Selection:
----------------------------------------

Pannawadee Somboon, Senior Project Officer of Risk Governance, ADPC, discusses BRDR workstreams in correlation with global frameworks

The signs of climate change are clear; the evidence is compelling and efforts are underway to combat its fury, which can cause losses beyond repair. Rapidly fluctuating trends of climate change are outpacing governments’ ability to make adjustments in their adaptation plans. For example, a study by Asian Development Bank suggests that the economic losses from the impact of climate change in Southeast Asia are likely to be 60 percent higher than previously projected and this scenario can likely reduce the gross domestic product (GDP) of the region up to 11 percent by 2100.

Despite making up to 43 percent of the agricultural labor in developing countries, women are the last to receive updates on the impact of vagaries of the weather. Accurate and timely information regarding natural hazards can help women mitigate the impact of climate change on small-scale farming or domestic livestock──the lifeline of the majority of the rural population. Layers of gender inequality deeply ingrained in culture deny society the benefits of women’s participation in building disaster resilience of families, communities, countries and the world.

----------------------------------------

Entries supplied:

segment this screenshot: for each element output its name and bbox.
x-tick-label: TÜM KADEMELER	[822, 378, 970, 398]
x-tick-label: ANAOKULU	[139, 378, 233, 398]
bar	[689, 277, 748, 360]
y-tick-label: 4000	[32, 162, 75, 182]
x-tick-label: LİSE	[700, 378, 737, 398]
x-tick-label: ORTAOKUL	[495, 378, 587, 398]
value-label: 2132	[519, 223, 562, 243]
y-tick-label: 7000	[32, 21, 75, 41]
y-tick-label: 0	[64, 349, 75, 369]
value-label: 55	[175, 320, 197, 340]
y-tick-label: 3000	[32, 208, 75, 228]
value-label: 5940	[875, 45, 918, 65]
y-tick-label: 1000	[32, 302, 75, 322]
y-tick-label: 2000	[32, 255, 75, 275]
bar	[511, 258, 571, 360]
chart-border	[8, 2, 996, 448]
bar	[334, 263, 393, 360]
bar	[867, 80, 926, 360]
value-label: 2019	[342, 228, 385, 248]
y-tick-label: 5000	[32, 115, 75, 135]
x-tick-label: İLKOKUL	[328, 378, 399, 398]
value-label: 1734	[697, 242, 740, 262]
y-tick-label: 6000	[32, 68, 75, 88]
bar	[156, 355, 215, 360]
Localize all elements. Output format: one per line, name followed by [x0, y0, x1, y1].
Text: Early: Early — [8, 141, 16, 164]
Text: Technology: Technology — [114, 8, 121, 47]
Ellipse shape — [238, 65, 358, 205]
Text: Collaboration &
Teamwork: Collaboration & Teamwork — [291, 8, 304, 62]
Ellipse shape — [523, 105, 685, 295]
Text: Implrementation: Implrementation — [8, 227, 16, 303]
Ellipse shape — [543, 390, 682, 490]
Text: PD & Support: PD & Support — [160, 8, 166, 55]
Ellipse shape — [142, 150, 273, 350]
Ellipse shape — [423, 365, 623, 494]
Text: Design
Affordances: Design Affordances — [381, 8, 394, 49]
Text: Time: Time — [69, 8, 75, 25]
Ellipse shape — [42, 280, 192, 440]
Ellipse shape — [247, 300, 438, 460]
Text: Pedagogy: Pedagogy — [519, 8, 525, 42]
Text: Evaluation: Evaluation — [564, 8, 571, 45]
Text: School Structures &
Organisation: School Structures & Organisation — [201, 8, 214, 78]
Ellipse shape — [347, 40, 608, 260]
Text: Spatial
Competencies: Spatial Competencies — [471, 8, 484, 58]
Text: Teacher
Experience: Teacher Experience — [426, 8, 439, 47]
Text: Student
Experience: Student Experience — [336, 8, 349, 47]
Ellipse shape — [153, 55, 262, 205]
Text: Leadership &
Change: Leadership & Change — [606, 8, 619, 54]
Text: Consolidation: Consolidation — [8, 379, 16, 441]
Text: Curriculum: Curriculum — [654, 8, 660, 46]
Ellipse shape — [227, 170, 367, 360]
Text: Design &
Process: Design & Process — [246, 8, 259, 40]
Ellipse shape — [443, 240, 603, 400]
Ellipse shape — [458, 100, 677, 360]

----------------------------------------

The request:
Please repeat, word for word, the part of the climate passage starting with "Pannawadee Somboon, Senior" and going on through "percent by 2100.".

Exercise result:
Pannawadee Somboon, Senior Project Officer of Risk Governance, ADPC, discusses BRDR workstreams in correlation with global frameworks

The signs of climate change are clear; the evidence is compelling and efforts are underway to combat its fury, which can cause losses beyond repair. Rapidly fluctuating trends of climate change are outpacing governments’ ability to make adjustments in their adaptation plans. For example, a study by Asian Development Bank suggests that the economic losses from the impact of climate change in Southeast Asia are likely to be 60 percent higher than previously projected and this scenario can likely reduce the gross domestic product (GDP) of the region up to 11 percent by 2100.